- [Material to process]
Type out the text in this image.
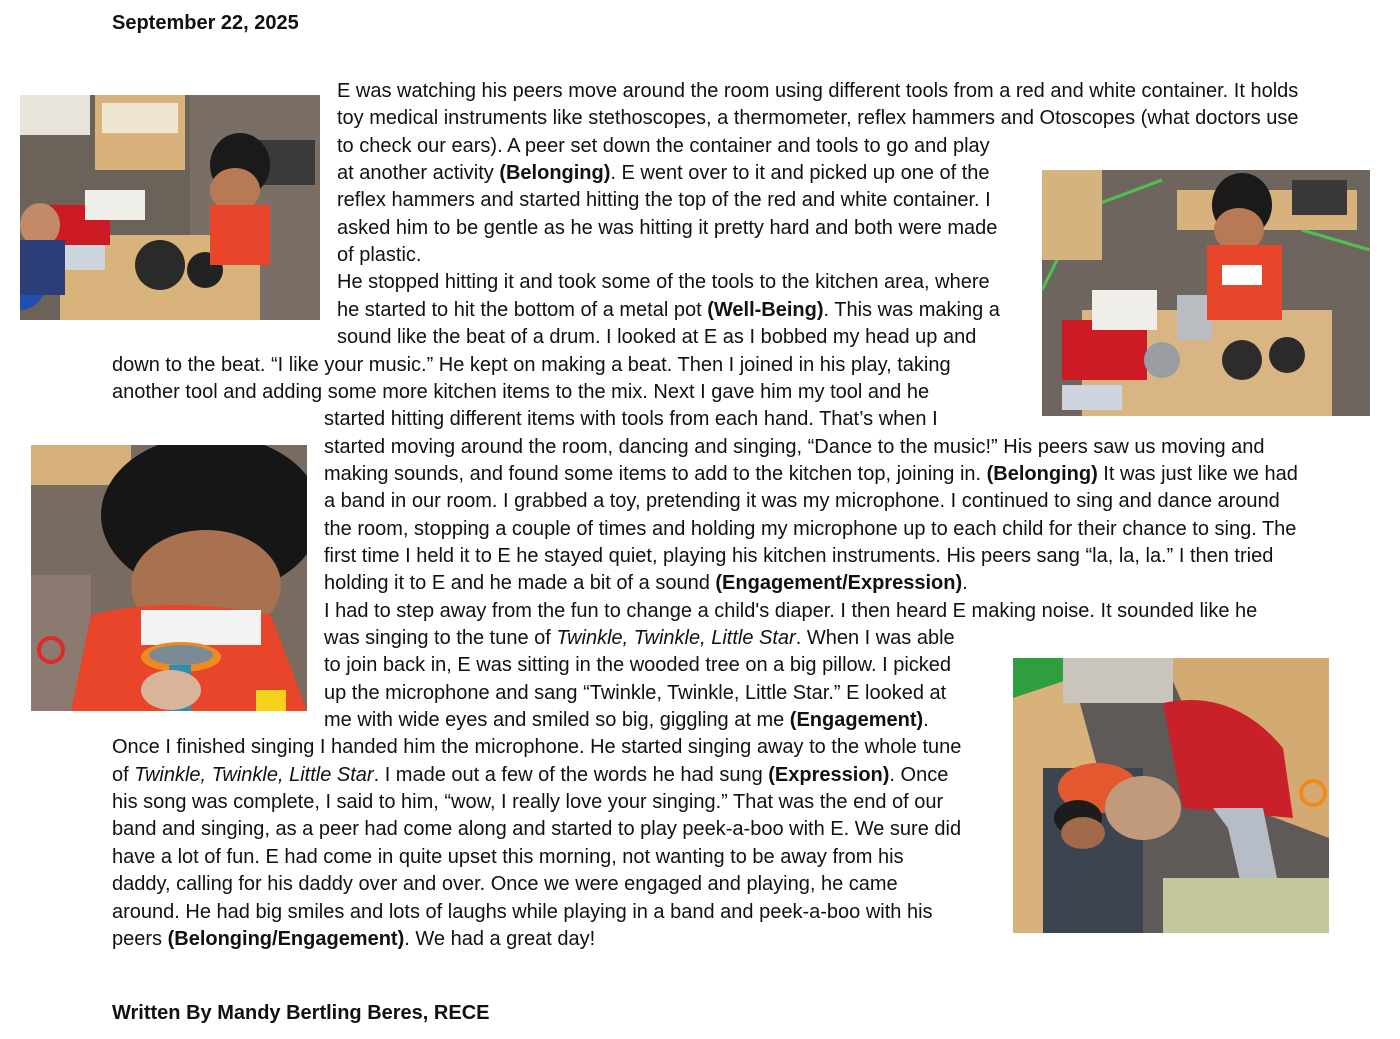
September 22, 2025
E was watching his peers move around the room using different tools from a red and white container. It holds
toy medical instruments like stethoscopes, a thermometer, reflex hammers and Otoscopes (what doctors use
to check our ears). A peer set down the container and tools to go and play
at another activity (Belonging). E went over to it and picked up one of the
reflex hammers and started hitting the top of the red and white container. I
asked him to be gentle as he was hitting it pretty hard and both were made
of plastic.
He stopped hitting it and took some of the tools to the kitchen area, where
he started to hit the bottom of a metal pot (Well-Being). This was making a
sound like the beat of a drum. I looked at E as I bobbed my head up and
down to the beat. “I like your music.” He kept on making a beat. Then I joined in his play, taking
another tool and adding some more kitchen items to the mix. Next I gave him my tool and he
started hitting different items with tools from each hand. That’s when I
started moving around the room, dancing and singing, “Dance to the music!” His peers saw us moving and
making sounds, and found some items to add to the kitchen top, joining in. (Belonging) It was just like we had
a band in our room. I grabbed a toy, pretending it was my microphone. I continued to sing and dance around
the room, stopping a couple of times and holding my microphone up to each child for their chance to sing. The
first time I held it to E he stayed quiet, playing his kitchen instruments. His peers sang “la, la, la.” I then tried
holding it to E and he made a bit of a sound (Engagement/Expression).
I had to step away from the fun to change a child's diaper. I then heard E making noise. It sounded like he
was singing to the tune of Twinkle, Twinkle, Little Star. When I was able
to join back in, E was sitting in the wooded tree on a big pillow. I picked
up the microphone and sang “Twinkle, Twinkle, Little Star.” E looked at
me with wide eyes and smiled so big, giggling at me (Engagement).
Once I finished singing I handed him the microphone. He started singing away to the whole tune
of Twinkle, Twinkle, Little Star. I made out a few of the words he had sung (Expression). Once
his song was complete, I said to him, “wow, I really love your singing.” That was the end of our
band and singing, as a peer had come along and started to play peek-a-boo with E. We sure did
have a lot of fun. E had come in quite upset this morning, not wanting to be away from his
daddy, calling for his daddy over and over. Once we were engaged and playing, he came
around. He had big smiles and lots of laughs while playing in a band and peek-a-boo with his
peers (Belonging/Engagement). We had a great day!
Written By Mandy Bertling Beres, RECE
---
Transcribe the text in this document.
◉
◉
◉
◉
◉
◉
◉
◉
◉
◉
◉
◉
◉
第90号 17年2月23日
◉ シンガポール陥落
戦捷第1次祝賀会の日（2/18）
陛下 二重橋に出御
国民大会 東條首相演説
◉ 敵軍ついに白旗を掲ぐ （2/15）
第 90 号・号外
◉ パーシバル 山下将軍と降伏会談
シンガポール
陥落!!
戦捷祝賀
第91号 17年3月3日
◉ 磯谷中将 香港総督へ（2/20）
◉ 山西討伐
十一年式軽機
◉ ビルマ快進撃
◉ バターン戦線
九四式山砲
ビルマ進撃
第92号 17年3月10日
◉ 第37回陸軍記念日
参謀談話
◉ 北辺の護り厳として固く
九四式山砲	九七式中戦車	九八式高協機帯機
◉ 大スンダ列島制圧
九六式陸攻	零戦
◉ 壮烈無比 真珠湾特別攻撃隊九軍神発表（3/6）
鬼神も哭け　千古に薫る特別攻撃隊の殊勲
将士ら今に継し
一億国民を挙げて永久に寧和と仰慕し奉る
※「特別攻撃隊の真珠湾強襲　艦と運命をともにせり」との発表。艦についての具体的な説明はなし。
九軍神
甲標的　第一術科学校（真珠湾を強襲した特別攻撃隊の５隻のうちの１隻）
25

- [Short exercise] Return each line among the entries that holds the word "tools".

- [Correct response]
E was watching his peers move around the room using different tools from a red and white container. It holds
to check our ears). A peer set down the container and tools to go and play
He stopped hitting it and took some of the tools to the kitchen area, where
started hitting different items with tools from each hand. That’s when I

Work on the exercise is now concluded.